> DO THIS: Only the number is wanted: count the lines that contain "interval".

Data entries for graphics
-- START --
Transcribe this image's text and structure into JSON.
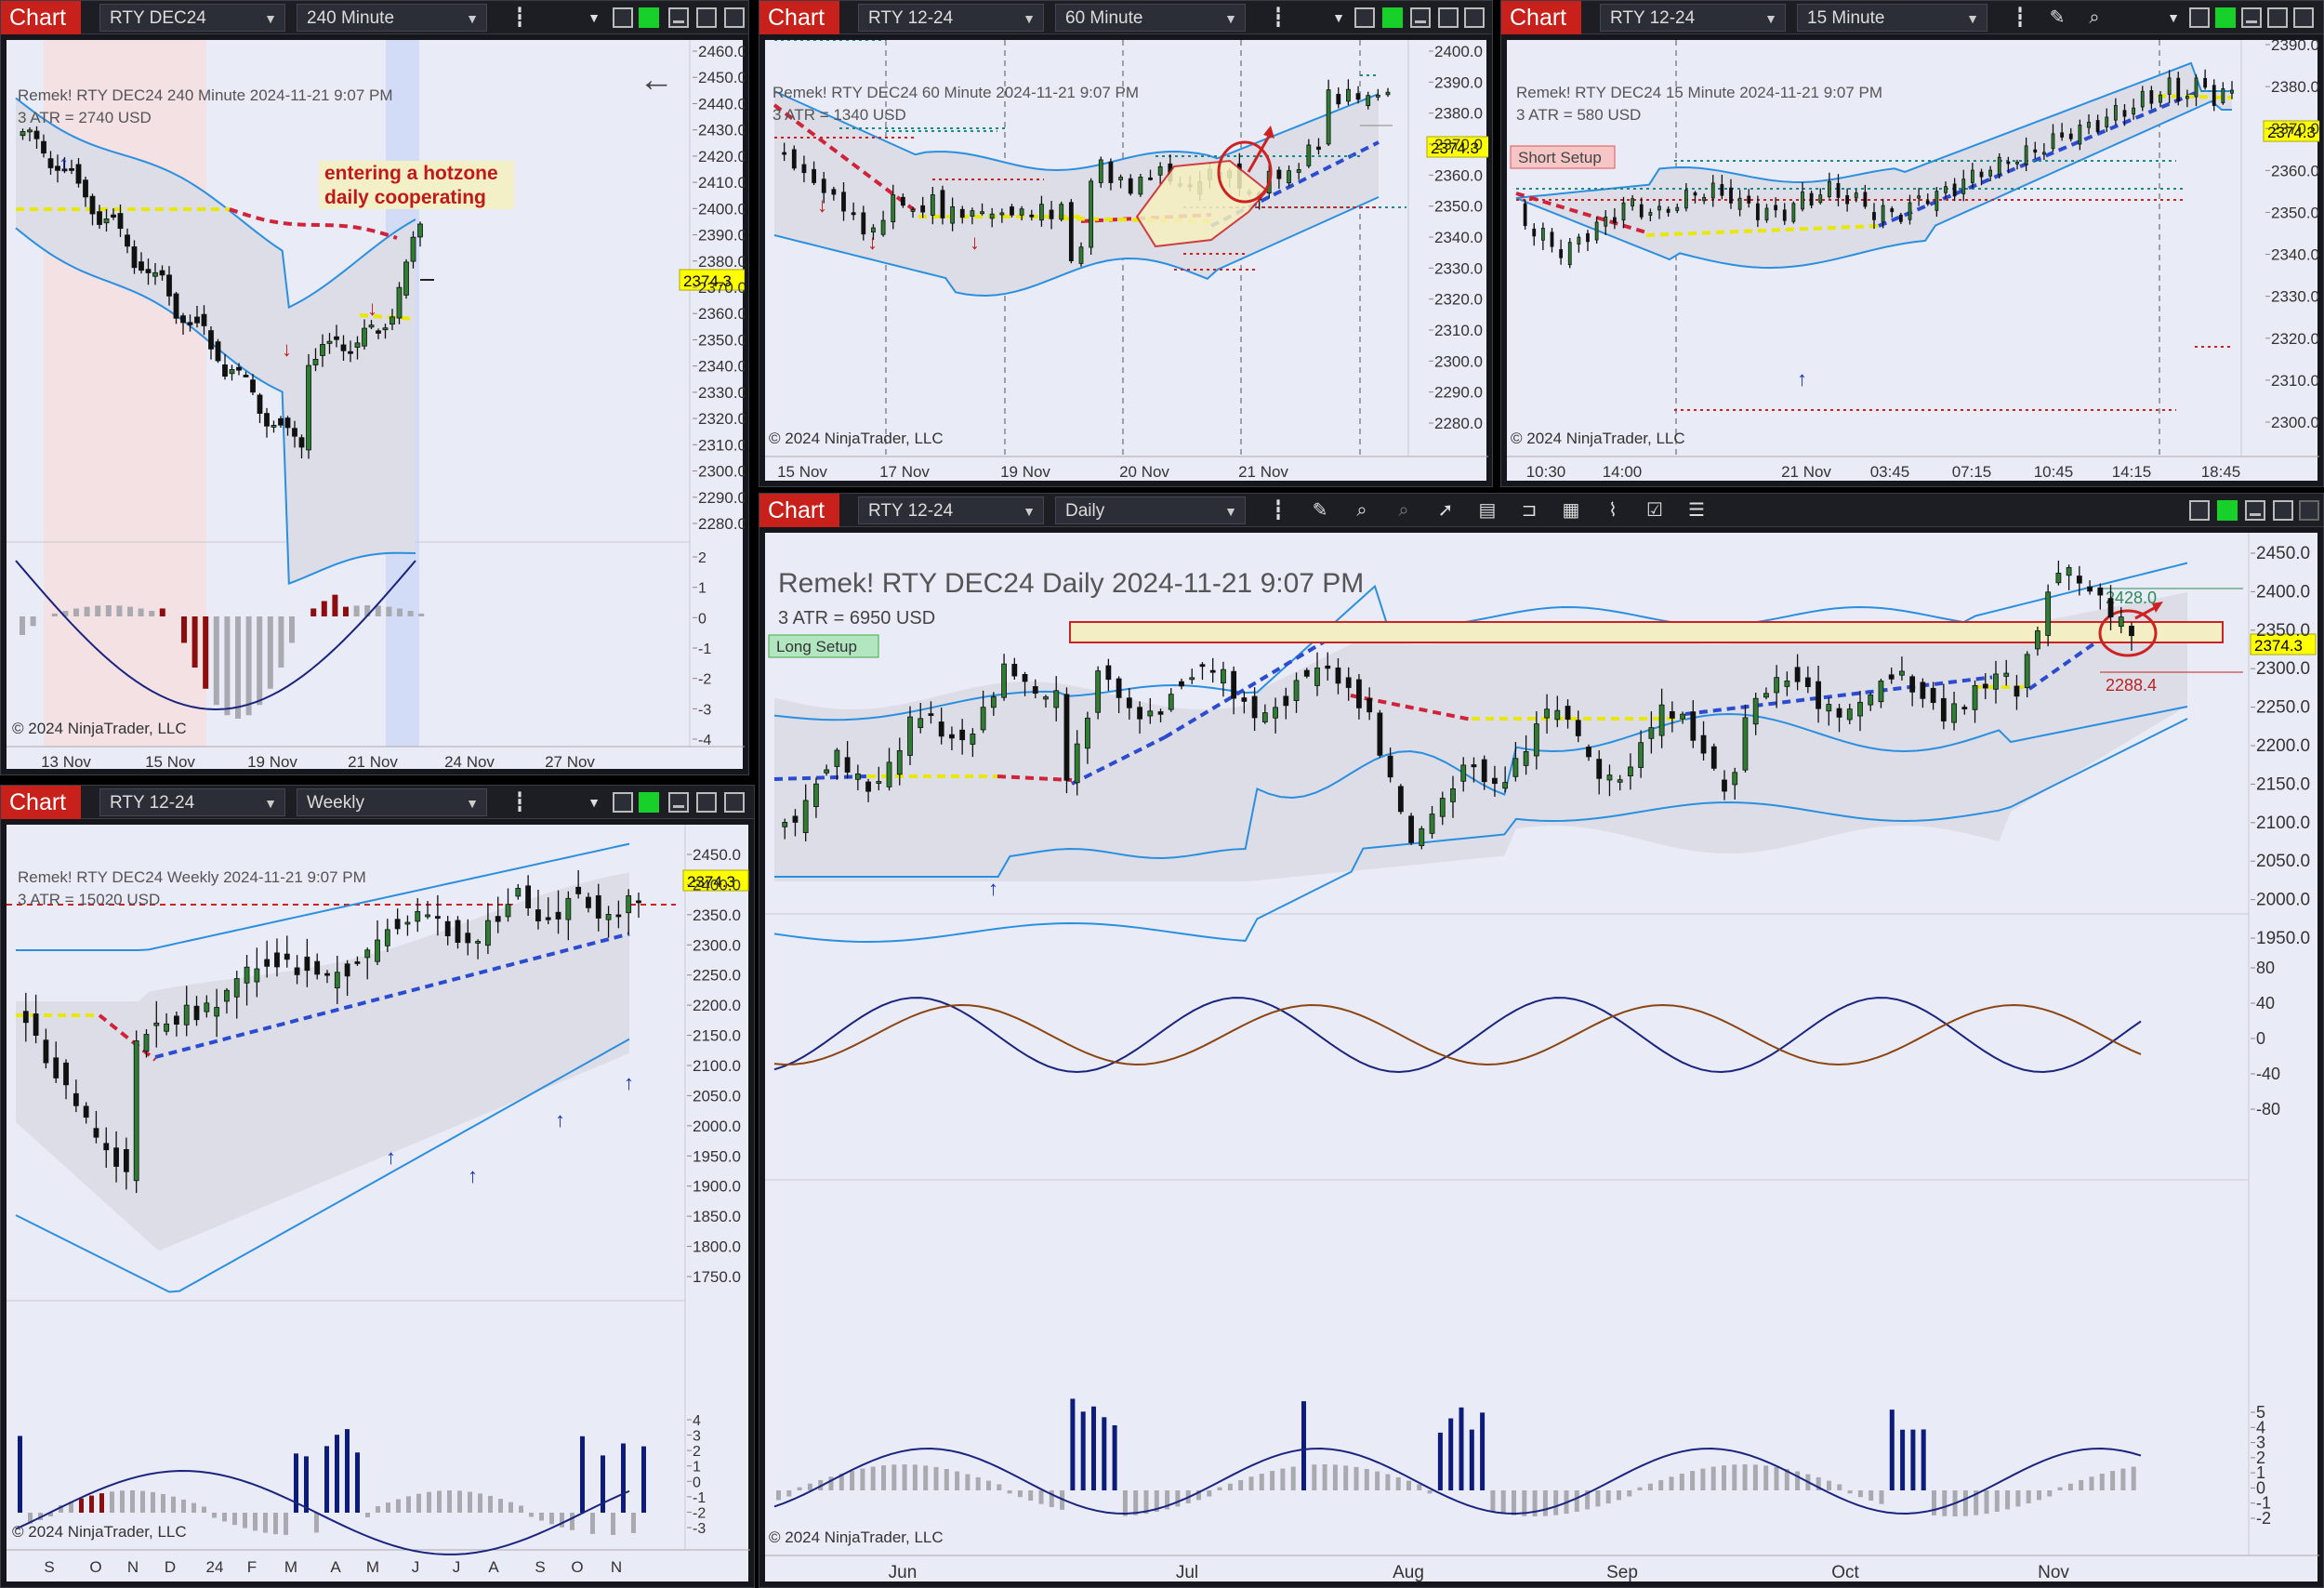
{
  "common": {
    "chart_btn": "Chart",
    "copyright": "© 2024 NinjaTrader, LLC",
    "indicator": "Remek!",
    "last_price": "2374.3"
  },
  "w240": {
    "instrument": "RTY DEC24",
    "interval": "240 Minute",
    "title": "Remek!  RTY DEC24  240 Minute  2024-11-21 9:07 PM",
    "atr": "3 ATR = 2740 USD",
    "note1": "entering a hotzone",
    "note2": "daily cooperating",
    "yticks": [
      "2460.0",
      "2450.0",
      "2440.0",
      "2430.0",
      "2420.0",
      "2410.0",
      "2400.0",
      "2390.0",
      "2380.0",
      "2370.0",
      "2360.0",
      "2350.0",
      "2340.0",
      "2330.0",
      "2320.0",
      "2310.0",
      "2300.0",
      "2290.0",
      "2280.0"
    ],
    "osc_ticks": [
      "2",
      "1",
      "0",
      "-1",
      "-2",
      "-3",
      "-4"
    ],
    "xticks": [
      "13 Nov",
      "15 Nov",
      "19 Nov",
      "21 Nov",
      "24 Nov",
      "27 Nov"
    ]
  },
  "w60": {
    "instrument": "RTY 12-24",
    "interval": "60 Minute",
    "title": "Remek!  RTY DEC24  60 Minute  2024-11-21 9:07 PM",
    "atr": "3 ATR = 1340 USD",
    "yticks": [
      "2400.0",
      "2390.0",
      "2380.0",
      "2370.0",
      "2360.0",
      "2350.0",
      "2340.0",
      "2330.0",
      "2320.0",
      "2310.0",
      "2300.0",
      "2290.0",
      "2280.0"
    ],
    "xticks": [
      "15 Nov",
      "17 Nov",
      "19 Nov",
      "20 Nov",
      "21 Nov"
    ]
  },
  "w15": {
    "instrument": "RTY 12-24",
    "interval": "15 Minute",
    "title": "Remek!  RTY DEC24  15 Minute  2024-11-21 9:07 PM",
    "atr": "3 ATR = 580 USD",
    "setup": "Short Setup",
    "yticks": [
      "2390.0",
      "2380.0",
      "2370.0",
      "2360.0",
      "2350.0",
      "2340.0",
      "2330.0",
      "2320.0",
      "2310.0",
      "2300.0"
    ],
    "xticks": [
      "10:30",
      "14:00",
      "21 Nov",
      "03:45",
      "07:15",
      "10:45",
      "14:15",
      "18:45"
    ]
  },
  "wW": {
    "instrument": "RTY 12-24",
    "interval": "Weekly",
    "title": "Remek!  RTY DEC24  Weekly  2024-11-21 9:07 PM",
    "atr": "3 ATR = 15020 USD",
    "yticks": [
      "2450.0",
      "2400.0",
      "2350.0",
      "2300.0",
      "2250.0",
      "2200.0",
      "2150.0",
      "2100.0",
      "2050.0",
      "2000.0",
      "1950.0",
      "1900.0",
      "1850.0",
      "1800.0",
      "1750.0"
    ],
    "osc_ticks": [
      "4",
      "3",
      "2",
      "1",
      "0",
      "-1",
      "-2",
      "-3"
    ],
    "xticks": [
      "S",
      "O",
      "N",
      "D",
      "24",
      "F",
      "M",
      "A",
      "M",
      "J",
      "J",
      "A",
      "S",
      "O",
      "N"
    ]
  },
  "wD": {
    "instrument": "RTY 12-24",
    "interval": "Daily",
    "title": "Remek!  RTY DEC24  Daily  2024-11-21 9:07 PM",
    "atr": "3 ATR = 6950 USD",
    "setup": "Long Setup",
    "target": "2428.0",
    "stop": "2288.4",
    "yticks": [
      "2450.0",
      "2400.0",
      "2350.0",
      "2300.0",
      "2250.0",
      "2200.0",
      "2150.0",
      "2100.0",
      "2050.0",
      "2000.0",
      "1950.0"
    ],
    "osc1_ticks": [
      "80",
      "40",
      "0",
      "-40",
      "-80"
    ],
    "osc2_ticks": [
      "5",
      "4",
      "3",
      "2",
      "1",
      "0",
      "-1",
      "-2"
    ],
    "xticks": [
      "Jun",
      "Jul",
      "Aug",
      "Sep",
      "Oct",
      "Nov"
    ]
  }
}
-- END --
> RESPONSE BELOW: 5